- [Task statement]: Using the listing below, please gather every line containing the word "ribbon".

- [Given data]:
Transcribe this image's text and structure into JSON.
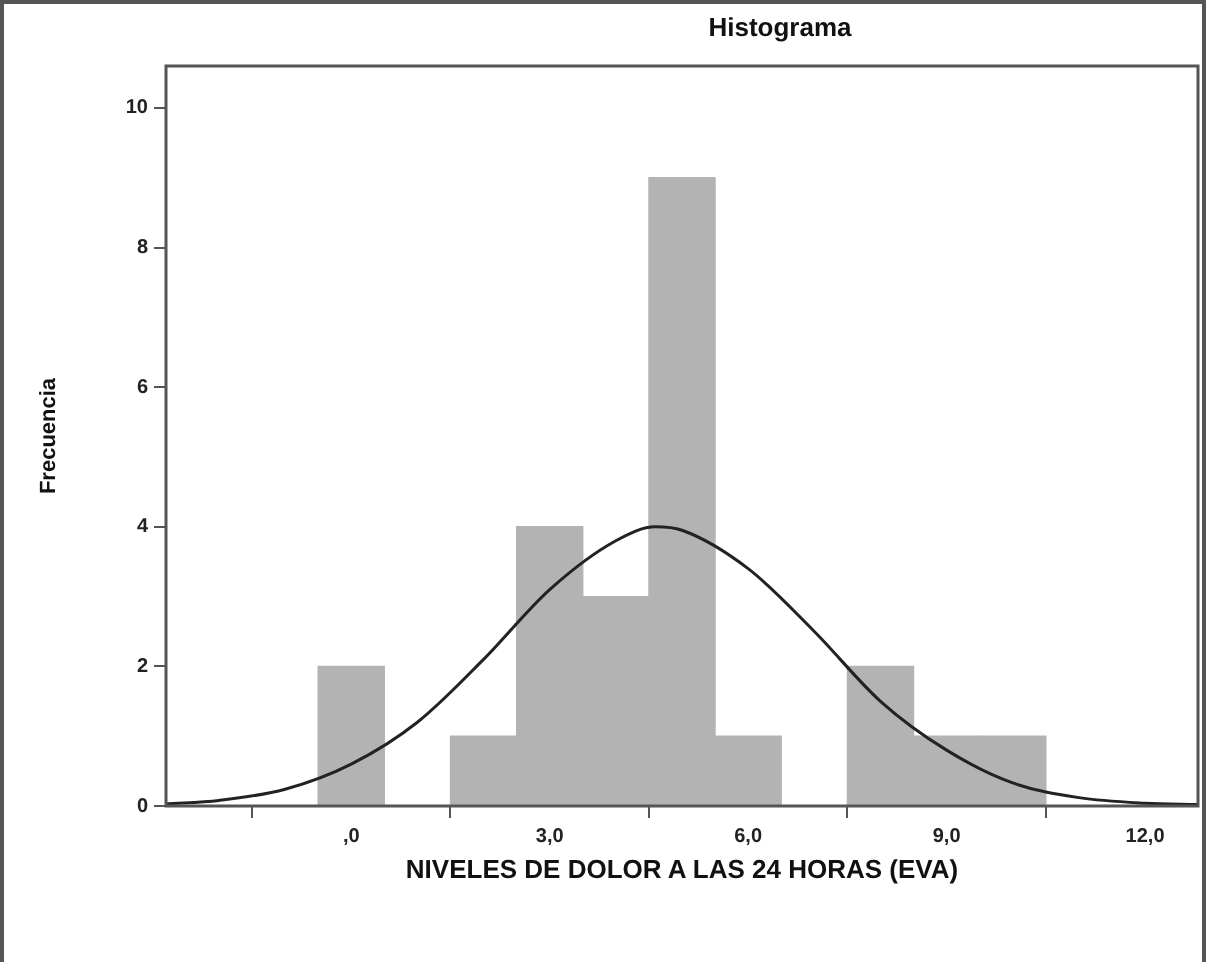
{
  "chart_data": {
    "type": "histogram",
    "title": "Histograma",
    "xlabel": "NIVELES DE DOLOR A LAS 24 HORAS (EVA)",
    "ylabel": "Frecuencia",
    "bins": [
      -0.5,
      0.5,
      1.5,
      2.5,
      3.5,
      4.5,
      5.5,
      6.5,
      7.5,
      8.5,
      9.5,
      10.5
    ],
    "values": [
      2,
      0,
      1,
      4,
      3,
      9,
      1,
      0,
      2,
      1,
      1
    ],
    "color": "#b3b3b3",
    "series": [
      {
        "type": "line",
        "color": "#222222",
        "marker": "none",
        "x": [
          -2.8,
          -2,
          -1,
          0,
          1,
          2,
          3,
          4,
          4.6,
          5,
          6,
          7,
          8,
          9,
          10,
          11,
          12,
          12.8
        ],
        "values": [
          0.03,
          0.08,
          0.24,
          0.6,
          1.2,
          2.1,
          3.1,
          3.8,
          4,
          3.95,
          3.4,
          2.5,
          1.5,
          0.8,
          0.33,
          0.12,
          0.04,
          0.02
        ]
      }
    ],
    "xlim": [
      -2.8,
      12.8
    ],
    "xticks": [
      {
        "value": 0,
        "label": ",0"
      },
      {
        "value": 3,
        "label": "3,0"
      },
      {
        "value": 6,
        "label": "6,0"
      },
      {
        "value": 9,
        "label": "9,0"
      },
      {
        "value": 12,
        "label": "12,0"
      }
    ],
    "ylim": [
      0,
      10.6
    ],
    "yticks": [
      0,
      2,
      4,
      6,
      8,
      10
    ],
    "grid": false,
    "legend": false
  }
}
--
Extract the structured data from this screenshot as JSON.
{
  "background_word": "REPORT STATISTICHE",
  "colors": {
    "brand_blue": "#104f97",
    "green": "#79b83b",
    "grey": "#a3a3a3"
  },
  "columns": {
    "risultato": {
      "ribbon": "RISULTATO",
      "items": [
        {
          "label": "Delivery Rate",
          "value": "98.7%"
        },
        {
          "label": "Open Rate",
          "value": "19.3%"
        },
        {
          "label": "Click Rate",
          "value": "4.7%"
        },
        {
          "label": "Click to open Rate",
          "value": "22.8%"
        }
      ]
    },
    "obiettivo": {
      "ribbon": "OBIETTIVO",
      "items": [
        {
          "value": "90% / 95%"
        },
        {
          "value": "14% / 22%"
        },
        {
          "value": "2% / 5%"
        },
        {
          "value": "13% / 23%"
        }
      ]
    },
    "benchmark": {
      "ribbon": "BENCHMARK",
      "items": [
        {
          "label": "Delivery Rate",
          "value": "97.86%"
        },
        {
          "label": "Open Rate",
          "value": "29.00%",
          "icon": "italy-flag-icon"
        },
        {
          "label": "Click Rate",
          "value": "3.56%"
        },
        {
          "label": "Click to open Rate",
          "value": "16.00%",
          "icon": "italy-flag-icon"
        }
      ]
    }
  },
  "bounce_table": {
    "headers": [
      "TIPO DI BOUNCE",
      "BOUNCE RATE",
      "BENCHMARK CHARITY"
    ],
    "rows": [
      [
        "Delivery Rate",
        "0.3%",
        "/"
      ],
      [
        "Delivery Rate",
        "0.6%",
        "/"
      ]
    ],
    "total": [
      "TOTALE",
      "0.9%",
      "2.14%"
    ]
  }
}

- [The result]:
      "ribbon": "RISULTATO",
      "ribbon": "OBIETTIVO",
      "ribbon": "BENCHMARK",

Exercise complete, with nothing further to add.